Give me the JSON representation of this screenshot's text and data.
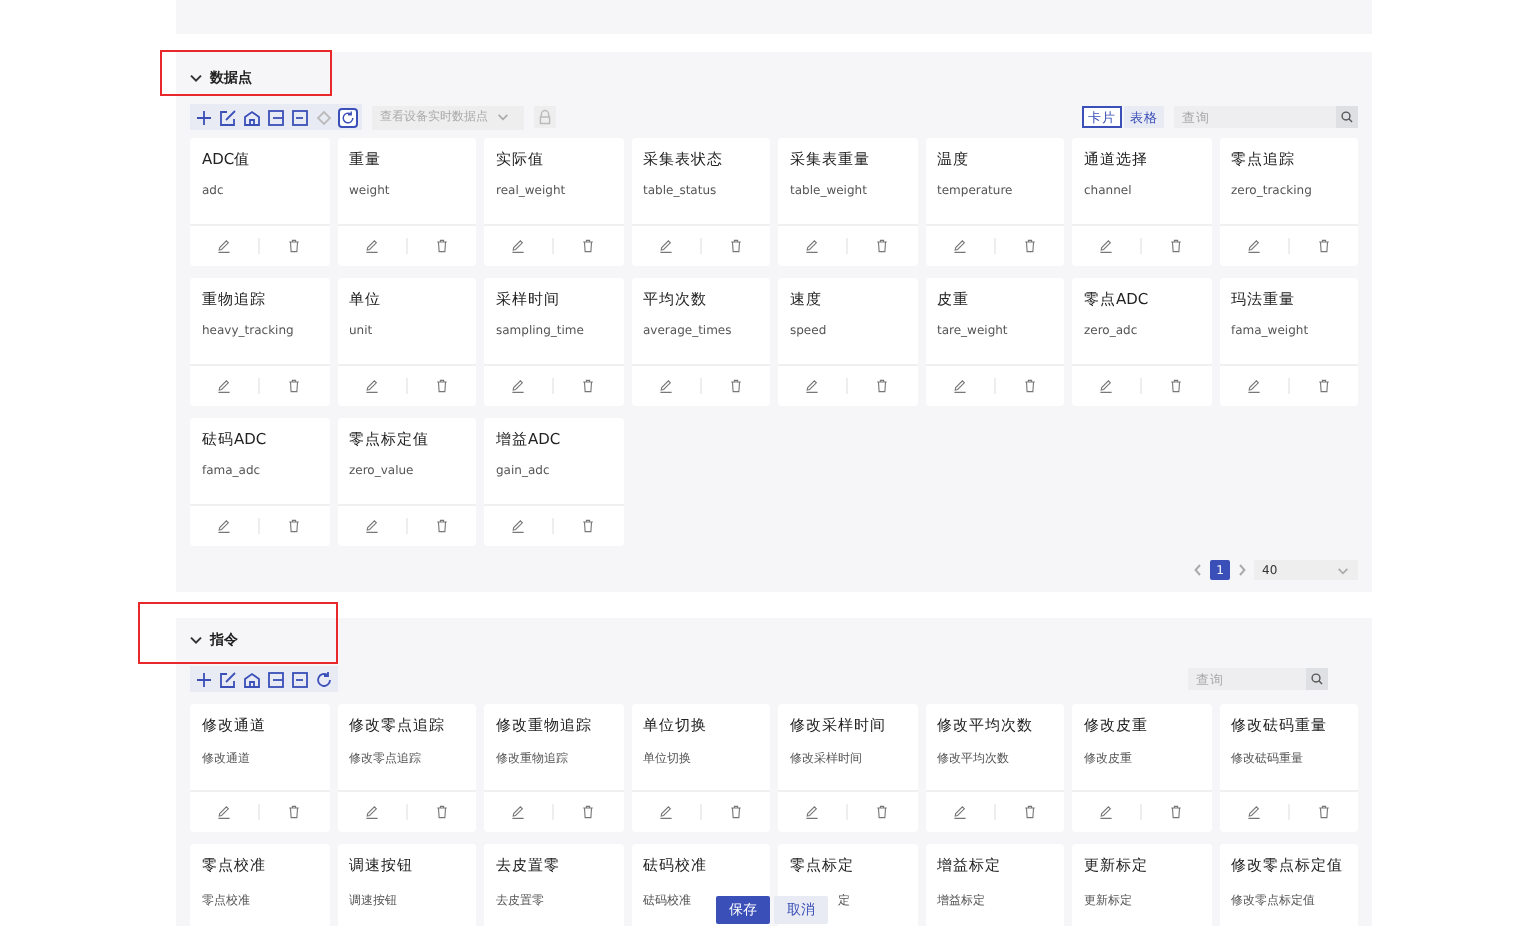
{
  "sections": [
    {
      "title": "数据点",
      "highlighted": true,
      "expanded": true,
      "toolbar": {
        "tools": [
          {
            "kind": "add",
            "disabled": false
          },
          {
            "kind": "edit",
            "disabled": false
          },
          {
            "kind": "home",
            "disabled": false
          },
          {
            "kind": "import",
            "disabled": false
          },
          {
            "kind": "export",
            "disabled": false
          },
          {
            "kind": "diamond",
            "disabled": true
          },
          {
            "kind": "refresh",
            "disabled": false
          }
        ],
        "select": {
          "placeholder": "查看设备实时数据点"
        },
        "extra_button": true,
        "view_toggle": [
          {
            "label": "卡片",
            "selected": true
          },
          {
            "label": "表格",
            "selected": false
          }
        ],
        "search": {
          "placeholder": "查询"
        }
      },
      "cards": [
        {
          "title": "ADC值",
          "field": "adc",
          "kind": "full",
          "actions": true
        },
        {
          "title": "重量",
          "field": "weight",
          "kind": "full",
          "actions": true
        },
        {
          "title": "实际值",
          "field": "real_weight",
          "kind": "full",
          "actions": true
        },
        {
          "title": "采集表状态",
          "field": "table_status",
          "kind": "full",
          "actions": true
        },
        {
          "title": "采集表重量",
          "field": "table_weight",
          "kind": "full",
          "actions": true
        },
        {
          "title": "温度",
          "field": "temperature",
          "kind": "full",
          "actions": true
        },
        {
          "title": "通道选择",
          "field": "channel",
          "kind": "full",
          "actions": true
        },
        {
          "title": "零点追踪",
          "field": "zero_tracking",
          "kind": "full",
          "actions": true
        },
        {
          "title": "重物追踪",
          "field": "heavy_tracking",
          "kind": "full",
          "actions": true
        },
        {
          "title": "单位",
          "field": "unit",
          "kind": "full",
          "actions": true
        },
        {
          "title": "采样时间",
          "field": "sampling_time",
          "kind": "full",
          "actions": true
        },
        {
          "title": "平均次数",
          "field": "average_times",
          "kind": "full",
          "actions": true
        },
        {
          "title": "速度",
          "field": "speed",
          "kind": "full",
          "actions": true
        },
        {
          "title": "皮重",
          "field": "tare_weight",
          "kind": "full",
          "actions": true
        },
        {
          "title": "零点ADC",
          "field": "zero_adc",
          "kind": "full",
          "actions": true
        },
        {
          "title": "玛法重量",
          "field": "fama_weight",
          "kind": "full",
          "actions": true
        },
        {
          "title": "砝码ADC",
          "field": "fama_adc",
          "kind": "full",
          "actions": true
        },
        {
          "title": "零点标定值",
          "field": "zero_value",
          "kind": "full",
          "actions": true
        },
        {
          "title": "增益ADC",
          "field": "gain_adc",
          "kind": "full",
          "actions": true
        }
      ],
      "pagination": {
        "pages": [
          {
            "label": "1",
            "selected": true
          }
        ],
        "page_size": "40"
      }
    },
    {
      "title": "指令",
      "highlighted": true,
      "expanded": true,
      "toolbar": {
        "tools": [
          {
            "kind": "add",
            "disabled": false
          },
          {
            "kind": "edit",
            "disabled": false
          },
          {
            "kind": "home",
            "disabled": false
          },
          {
            "kind": "import",
            "disabled": false
          },
          {
            "kind": "export",
            "disabled": false
          },
          {
            "kind": "refresh",
            "disabled": false
          }
        ],
        "search": {
          "placeholder": "查询"
        }
      },
      "cards": [
        {
          "title": "修改通道",
          "field": "修改通道",
          "kind": "full",
          "actions": true
        },
        {
          "title": "修改零点追踪",
          "field": "修改零点追踪",
          "kind": "full",
          "actions": true
        },
        {
          "title": "修改重物追踪",
          "field": "修改重物追踪",
          "kind": "full",
          "actions": true
        },
        {
          "title": "单位切换",
          "field": "单位切换",
          "kind": "full",
          "actions": true
        },
        {
          "title": "修改采样时间",
          "field": "修改采样时间",
          "kind": "full",
          "actions": true
        },
        {
          "title": "修改平均次数",
          "field": "修改平均次数",
          "kind": "full",
          "actions": true
        },
        {
          "title": "修改皮重",
          "field": "修改皮重",
          "kind": "full",
          "actions": true
        },
        {
          "title": "修改砝码重量",
          "field": "修改砝码重量",
          "kind": "full",
          "actions": true
        },
        {
          "title": "零点校准",
          "field": "零点校准",
          "kind": "full",
          "actions": false
        },
        {
          "title": "调速按钮",
          "field": "调速按钮",
          "kind": "full",
          "actions": false
        },
        {
          "title": "去皮置零",
          "field": "去皮置零",
          "kind": "full",
          "actions": false
        },
        {
          "title": "砝码校准",
          "field": "砝码校准",
          "kind": "full",
          "actions": false
        },
        {
          "title": "零点标定",
          "field": "定",
          "kind": "partial",
          "actions": false
        },
        {
          "title": "增益标定",
          "field": "增益标定",
          "kind": "full",
          "actions": false
        },
        {
          "title": "更新标定",
          "field": "更新标定",
          "kind": "full",
          "actions": false
        },
        {
          "title": "修改零点标定值",
          "field": "修改零点标定值",
          "kind": "full",
          "actions": false
        }
      ]
    }
  ],
  "floating_buttons": [
    {
      "label": "保存",
      "kind": "primary"
    },
    {
      "label": "取消",
      "kind": "secondary"
    }
  ]
}
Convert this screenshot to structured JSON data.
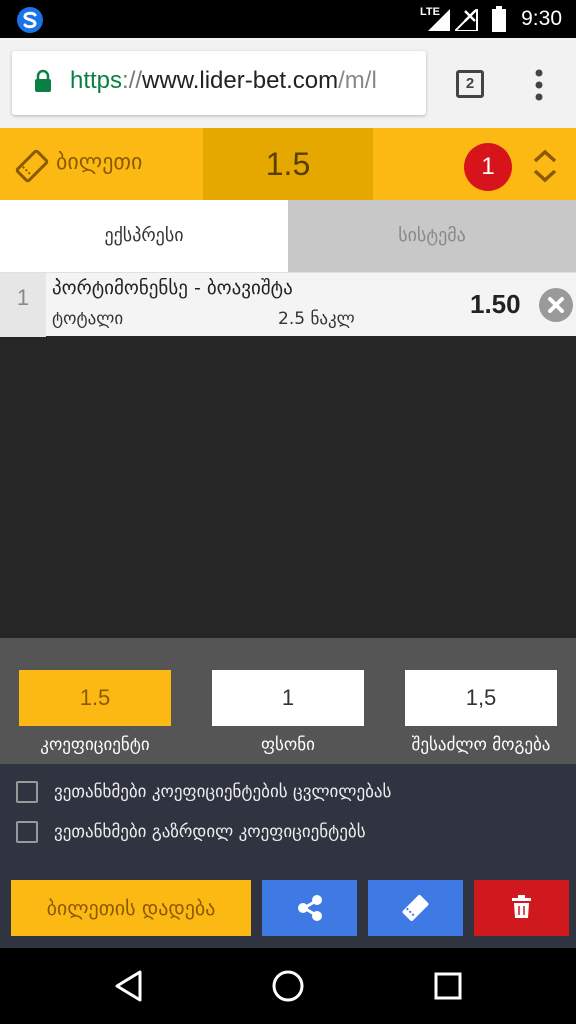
{
  "status_bar": {
    "time": "9:30",
    "network": "LTE"
  },
  "browser": {
    "url_protocol": "https",
    "url_separator": "://",
    "url_host": "www.lider-bet.com",
    "url_path": "/m/l",
    "tab_count": "2"
  },
  "ticket": {
    "title": "ბილეთი",
    "total_odds": "1.5",
    "bet_count": "1"
  },
  "tabs": [
    {
      "label": "ექსპრესი",
      "active": true
    },
    {
      "label": "სისტემა",
      "active": false
    }
  ],
  "bets": [
    {
      "index": "1",
      "match": "პორტიმონენსე - ბოავიშტა",
      "market": "ტოტალი",
      "selection": "2.5 ნაკლ",
      "odds": "1.50"
    }
  ],
  "stake_panel": {
    "coefficient_value": "1.5",
    "coefficient_label": "კოეფიციენტი",
    "stake_value": "1",
    "stake_label": "ფსონი",
    "possible_win_value": "1,5",
    "possible_win_label": "შესაძლო მოგება"
  },
  "options": [
    {
      "label": "ვეთანხმები კოეფიციენტების ცვლილებას",
      "checked": false
    },
    {
      "label": "ვეთანხმები გაზრდილ კოეფიციენტებს",
      "checked": false
    }
  ],
  "actions": {
    "place_bet_label": "ბილეთის დადება"
  },
  "colors": {
    "accent_yellow": "#fdb913",
    "action_blue": "#3f79e3",
    "danger_red": "#d0181f",
    "badge_red": "#d7141b"
  }
}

※ ※ ※

* EXERCISE AIM:
Copy every line above word for word and exclude the pictures.

* TASK RESPONSE:
Give me the JSON representation of this screenshot's text and data.
{
  "sections": [
    {
      "title": "数据点",
      "highlighted": true,
      "expanded": true,
      "toolbar": {
        "tools": [
          {
            "kind": "add",
            "disabled": false
          },
          {
            "kind": "edit",
            "disabled": false
          },
          {
            "kind": "home",
            "disabled": false
          },
          {
            "kind": "import",
            "disabled": false
          },
          {
            "kind": "export",
            "disabled": false
          },
          {
            "kind": "diamond",
            "disabled": true
          },
          {
            "kind": "refresh",
            "disabled": false
          }
        ],
        "select": {
          "placeholder": "查看设备实时数据点"
        },
        "extra_button": true,
        "view_toggle": [
          {
            "label": "卡片",
            "selected": true
          },
          {
            "label": "表格",
            "selected": false
          }
        ],
        "search": {
          "placeholder": "查询"
        }
      },
      "cards": [
        {
          "title": "ADC值",
          "field": "adc",
          "kind": "full",
          "actions": true
        },
        {
          "title": "重量",
          "field": "weight",
          "kind": "full",
          "actions": true
        },
        {
          "title": "实际值",
          "field": "real_weight",
          "kind": "full",
          "actions": true
        },
        {
          "title": "采集表状态",
          "field": "table_status",
          "kind": "full",
          "actions": true
        },
        {
          "title": "采集表重量",
          "field": "table_weight",
          "kind": "full",
          "actions": true
        },
        {
          "title": "温度",
          "field": "temperature",
          "kind": "full",
          "actions": true
        },
        {
          "title": "通道选择",
          "field": "channel",
          "kind": "full",
          "actions": true
        },
        {
          "title": "零点追踪",
          "field": "zero_tracking",
          "kind": "full",
          "actions": true
        },
        {
          "title": "重物追踪",
          "field": "heavy_tracking",
          "kind": "full",
          "actions": true
        },
        {
          "title": "单位",
          "field": "unit",
          "kind": "full",
          "actions": true
        },
        {
          "title": "采样时间",
          "field": "sampling_time",
          "kind": "full",
          "actions": true
        },
        {
          "title": "平均次数",
          "field": "average_times",
          "kind": "full",
          "actions": true
        },
        {
          "title": "速度",
          "field": "speed",
          "kind": "full",
          "actions": true
        },
        {
          "title": "皮重",
          "field": "tare_weight",
          "kind": "full",
          "actions": true
        },
        {
          "title": "零点ADC",
          "field": "zero_adc",
          "kind": "full",
          "actions": true
        },
        {
          "title": "玛法重量",
          "field": "fama_weight",
          "kind": "full",
          "actions": true
        },
        {
          "title": "砝码ADC",
          "field": "fama_adc",
          "kind": "full",
          "actions": true
        },
        {
          "title": "零点标定值",
          "field": "zero_value",
          "kind": "full",
          "actions": true
        },
        {
          "title": "增益ADC",
          "field": "gain_adc",
          "kind": "full",
          "actions": true
        }
      ],
      "pagination": {
        "pages": [
          {
            "label": "1",
            "selected": true
          }
        ],
        "page_size": "40"
      }
    },
    {
      "title": "指令",
      "highlighted": true,
      "expanded": true,
      "toolbar": {
        "tools": [
          {
            "kind": "add",
            "disabled": false
          },
          {
            "kind": "edit",
            "disabled": false
          },
          {
            "kind": "home",
            "disabled": false
          },
          {
            "kind": "import",
            "disabled": false
          },
          {
            "kind": "export",
            "disabled": false
          },
          {
            "kind": "refresh",
            "disabled": false
          }
        ],
        "search": {
          "placeholder": "查询"
        }
      },
      "cards": [
        {
          "title": "修改通道",
          "field": "修改通道",
          "kind": "full",
          "actions": true
        },
        {
          "title": "修改零点追踪",
          "field": "修改零点追踪",
          "kind": "full",
          "actions": true
        },
        {
          "title": "修改重物追踪",
          "field": "修改重物追踪",
          "kind": "full",
          "actions": true
        },
        {
          "title": "单位切换",
          "field": "单位切换",
          "kind": "full",
          "actions": true
        },
        {
          "title": "修改采样时间",
          "field": "修改采样时间",
          "kind": "full",
          "actions": true
        },
        {
          "title": "修改平均次数",
          "field": "修改平均次数",
          "kind": "full",
          "actions": true
        },
        {
          "title": "修改皮重",
          "field": "修改皮重",
          "kind": "full",
          "actions": true
        },
        {
          "title": "修改砝码重量",
          "field": "修改砝码重量",
          "kind": "full",
          "actions": true
        },
        {
          "title": "零点校准",
          "field": "零点校准",
          "kind": "full",
          "actions": false
        },
        {
          "title": "调速按钮",
          "field": "调速按钮",
          "kind": "full",
          "actions": false
        },
        {
          "title": "去皮置零",
          "field": "去皮置零",
          "kind": "full",
          "actions": false
        },
        {
          "title": "砝码校准",
          "field": "砝码校准",
          "kind": "full",
          "actions": false
        },
        {
          "title": "零点标定",
          "field": "定",
          "kind": "partial",
          "actions": false
        },
        {
          "title": "增益标定",
          "field": "增益标定",
          "kind": "full",
          "actions": false
        },
        {
          "title": "更新标定",
          "field": "更新标定",
          "kind": "full",
          "actions": false
        },
        {
          "title": "修改零点标定值",
          "field": "修改零点标定值",
          "kind": "full",
          "actions": false
        }
      ]
    }
  ],
  "floating_buttons": [
    {
      "label": "保存",
      "kind": "primary"
    },
    {
      "label": "取消",
      "kind": "secondary"
    }
  ]
}
Convert this screenshot to structured JSON data.
{
  "status_bar": {
    "time": "9:30",
    "network": "LTE"
  },
  "browser": {
    "url_protocol": "https",
    "url_separator": "://",
    "url_host": "www.lider-bet.com",
    "url_path": "/m/l",
    "tab_count": "2"
  },
  "ticket": {
    "title": "ბილეთი",
    "total_odds": "1.5",
    "bet_count": "1"
  },
  "tabs": [
    {
      "label": "ექსპრესი",
      "active": true
    },
    {
      "label": "სისტემა",
      "active": false
    }
  ],
  "bets": [
    {
      "index": "1",
      "match": "პორტიმონენსე - ბოავიშტა",
      "market": "ტოტალი",
      "selection": "2.5 ნაკლ",
      "odds": "1.50"
    }
  ],
  "stake_panel": {
    "coefficient_value": "1.5",
    "coefficient_label": "კოეფიციენტი",
    "stake_value": "1",
    "stake_label": "ფსონი",
    "possible_win_value": "1,5",
    "possible_win_label": "შესაძლო მოგება"
  },
  "options": [
    {
      "label": "ვეთანხმები კოეფიციენტების ცვლილებას",
      "checked": false
    },
    {
      "label": "ვეთანხმები გაზრდილ კოეფიციენტებს",
      "checked": false
    }
  ],
  "actions": {
    "place_bet_label": "ბილეთის დადება"
  },
  "colors": {
    "accent_yellow": "#fdb913",
    "action_blue": "#3f79e3",
    "danger_red": "#d0181f",
    "badge_red": "#d7141b"
  }
}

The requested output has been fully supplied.